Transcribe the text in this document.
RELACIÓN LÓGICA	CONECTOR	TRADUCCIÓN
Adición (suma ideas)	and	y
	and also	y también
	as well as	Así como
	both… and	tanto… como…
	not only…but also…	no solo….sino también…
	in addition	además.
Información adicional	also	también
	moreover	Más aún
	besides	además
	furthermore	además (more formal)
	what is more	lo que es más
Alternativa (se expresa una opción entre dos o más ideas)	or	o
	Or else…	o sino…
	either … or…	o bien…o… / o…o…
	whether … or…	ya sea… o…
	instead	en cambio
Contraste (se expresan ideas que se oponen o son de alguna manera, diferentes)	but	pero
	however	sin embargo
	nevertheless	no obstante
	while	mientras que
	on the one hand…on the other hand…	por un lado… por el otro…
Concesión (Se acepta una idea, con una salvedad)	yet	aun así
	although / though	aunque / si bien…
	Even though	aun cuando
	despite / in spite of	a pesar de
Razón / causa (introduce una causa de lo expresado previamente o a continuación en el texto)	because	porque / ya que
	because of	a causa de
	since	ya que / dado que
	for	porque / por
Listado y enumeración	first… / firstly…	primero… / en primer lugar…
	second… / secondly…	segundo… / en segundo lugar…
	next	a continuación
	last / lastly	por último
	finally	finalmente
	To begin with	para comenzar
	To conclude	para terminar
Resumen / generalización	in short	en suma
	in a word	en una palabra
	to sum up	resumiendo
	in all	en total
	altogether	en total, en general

================================

*REQUIRED WORK*: Using the records above, list each line that includes "ideas".

*EXERCISE RESPONSE*:
Adición (suma ideas)	and	y
Alternativa (se expresa una opción entre dos o más ideas)	or	o
Contraste (se expresan ideas que se oponen o son de alguna manera, diferentes)	but	pero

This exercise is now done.